STATED EXERCISE. Your task is to print the material below exactly as presented.

PROVIDED ENTRIES.

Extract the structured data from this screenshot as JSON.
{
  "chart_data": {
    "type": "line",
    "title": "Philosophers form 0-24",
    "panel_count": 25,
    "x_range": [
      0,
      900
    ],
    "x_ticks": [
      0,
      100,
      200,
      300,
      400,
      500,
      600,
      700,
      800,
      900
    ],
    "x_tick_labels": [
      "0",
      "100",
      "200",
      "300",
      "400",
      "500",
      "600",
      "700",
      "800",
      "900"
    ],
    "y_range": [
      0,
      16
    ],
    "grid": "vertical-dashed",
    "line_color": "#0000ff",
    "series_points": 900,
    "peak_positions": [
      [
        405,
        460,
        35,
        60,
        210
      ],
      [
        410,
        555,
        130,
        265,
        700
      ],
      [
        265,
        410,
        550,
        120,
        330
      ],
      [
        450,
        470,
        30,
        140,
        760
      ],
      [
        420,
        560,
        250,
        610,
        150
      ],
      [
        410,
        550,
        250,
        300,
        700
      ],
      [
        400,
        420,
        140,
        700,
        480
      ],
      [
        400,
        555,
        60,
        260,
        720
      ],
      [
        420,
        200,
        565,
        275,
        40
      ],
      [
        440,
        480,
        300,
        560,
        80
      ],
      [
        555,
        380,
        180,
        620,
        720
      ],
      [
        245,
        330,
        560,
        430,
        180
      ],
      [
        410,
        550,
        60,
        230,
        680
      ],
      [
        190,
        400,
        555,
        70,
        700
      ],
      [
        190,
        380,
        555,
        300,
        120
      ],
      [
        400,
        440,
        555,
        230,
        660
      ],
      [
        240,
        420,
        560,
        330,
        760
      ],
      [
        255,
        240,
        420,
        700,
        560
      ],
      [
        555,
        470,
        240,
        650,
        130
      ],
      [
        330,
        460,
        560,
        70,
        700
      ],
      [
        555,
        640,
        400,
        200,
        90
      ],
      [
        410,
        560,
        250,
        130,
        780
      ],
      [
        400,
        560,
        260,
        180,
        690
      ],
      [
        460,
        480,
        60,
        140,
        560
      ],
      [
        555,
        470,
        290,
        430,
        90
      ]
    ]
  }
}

SOLUTION BELOW.
Extract the structured data from this screenshot as JSON.
{
  "chart_data": {
    "type": "line",
    "title": "Philosophers form 0-24",
    "panel_count": 25,
    "x_range": [
      0,
      900
    ],
    "x_ticks": [
      0,
      100,
      200,
      300,
      400,
      500,
      600,
      700,
      800,
      900
    ],
    "x_tick_labels": [
      "0",
      "100",
      "200",
      "300",
      "400",
      "500",
      "600",
      "700",
      "800",
      "900"
    ],
    "y_range": [
      0,
      16
    ],
    "grid": "vertical-dashed",
    "line_color": "#0000ff",
    "series_points": 900,
    "peak_positions": [
      [
        405,
        460,
        35,
        60,
        210
      ],
      [
        410,
        555,
        130,
        265,
        700
      ],
      [
        265,
        410,
        550,
        120,
        330
      ],
      [
        450,
        470,
        30,
        140,
        760
      ],
      [
        420,
        560,
        250,
        610,
        150
      ],
      [
        410,
        550,
        250,
        300,
        700
      ],
      [
        400,
        420,
        140,
        700,
        480
      ],
      [
        400,
        555,
        60,
        260,
        720
      ],
      [
        420,
        200,
        565,
        275,
        40
      ],
      [
        440,
        480,
        300,
        560,
        80
      ],
      [
        555,
        380,
        180,
        620,
        720
      ],
      [
        245,
        330,
        560,
        430,
        180
      ],
      [
        410,
        550,
        60,
        230,
        680
      ],
      [
        190,
        400,
        555,
        70,
        700
      ],
      [
        190,
        380,
        555,
        300,
        120
      ],
      [
        400,
        440,
        555,
        230,
        660
      ],
      [
        240,
        420,
        560,
        330,
        760
      ],
      [
        255,
        240,
        420,
        700,
        560
      ],
      [
        555,
        470,
        240,
        650,
        130
      ],
      [
        330,
        460,
        560,
        70,
        700
      ],
      [
        555,
        640,
        400,
        200,
        90
      ],
      [
        410,
        560,
        250,
        130,
        780
      ],
      [
        400,
        560,
        260,
        180,
        690
      ],
      [
        460,
        480,
        60,
        140,
        560
      ],
      [
        555,
        470,
        290,
        430,
        90
      ]
    ]
  }
}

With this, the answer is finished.